#### YOUR GOAL:
Copy out each line of the data holding "content".
-----
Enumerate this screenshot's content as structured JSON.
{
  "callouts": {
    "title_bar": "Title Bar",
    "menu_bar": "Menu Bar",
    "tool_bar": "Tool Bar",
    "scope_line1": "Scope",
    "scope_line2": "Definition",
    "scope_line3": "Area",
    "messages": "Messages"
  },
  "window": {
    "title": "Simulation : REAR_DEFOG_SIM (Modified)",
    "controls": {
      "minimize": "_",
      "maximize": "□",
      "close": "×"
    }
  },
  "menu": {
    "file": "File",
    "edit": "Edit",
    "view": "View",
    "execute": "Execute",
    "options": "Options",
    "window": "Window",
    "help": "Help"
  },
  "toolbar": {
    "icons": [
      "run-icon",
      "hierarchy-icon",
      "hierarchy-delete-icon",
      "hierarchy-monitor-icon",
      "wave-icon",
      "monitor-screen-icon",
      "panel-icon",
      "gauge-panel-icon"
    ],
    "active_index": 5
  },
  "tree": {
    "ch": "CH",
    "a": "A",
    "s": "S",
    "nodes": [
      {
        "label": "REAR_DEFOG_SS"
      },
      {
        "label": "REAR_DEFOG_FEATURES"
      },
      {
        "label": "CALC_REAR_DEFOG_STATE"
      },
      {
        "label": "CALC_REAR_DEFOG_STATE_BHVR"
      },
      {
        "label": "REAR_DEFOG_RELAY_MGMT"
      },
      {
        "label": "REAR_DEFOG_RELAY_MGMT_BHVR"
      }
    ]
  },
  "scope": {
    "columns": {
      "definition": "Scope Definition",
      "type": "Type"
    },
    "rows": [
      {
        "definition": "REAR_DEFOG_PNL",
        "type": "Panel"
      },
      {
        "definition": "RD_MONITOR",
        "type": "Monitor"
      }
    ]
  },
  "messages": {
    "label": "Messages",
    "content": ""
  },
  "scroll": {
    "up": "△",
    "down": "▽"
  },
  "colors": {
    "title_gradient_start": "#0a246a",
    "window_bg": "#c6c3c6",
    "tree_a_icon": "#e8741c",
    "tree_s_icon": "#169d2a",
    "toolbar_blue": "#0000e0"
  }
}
-----
#### SOLUTION FOR THIS TASK:
Enumerate this screenshot's content as structured JSON.
    "content": ""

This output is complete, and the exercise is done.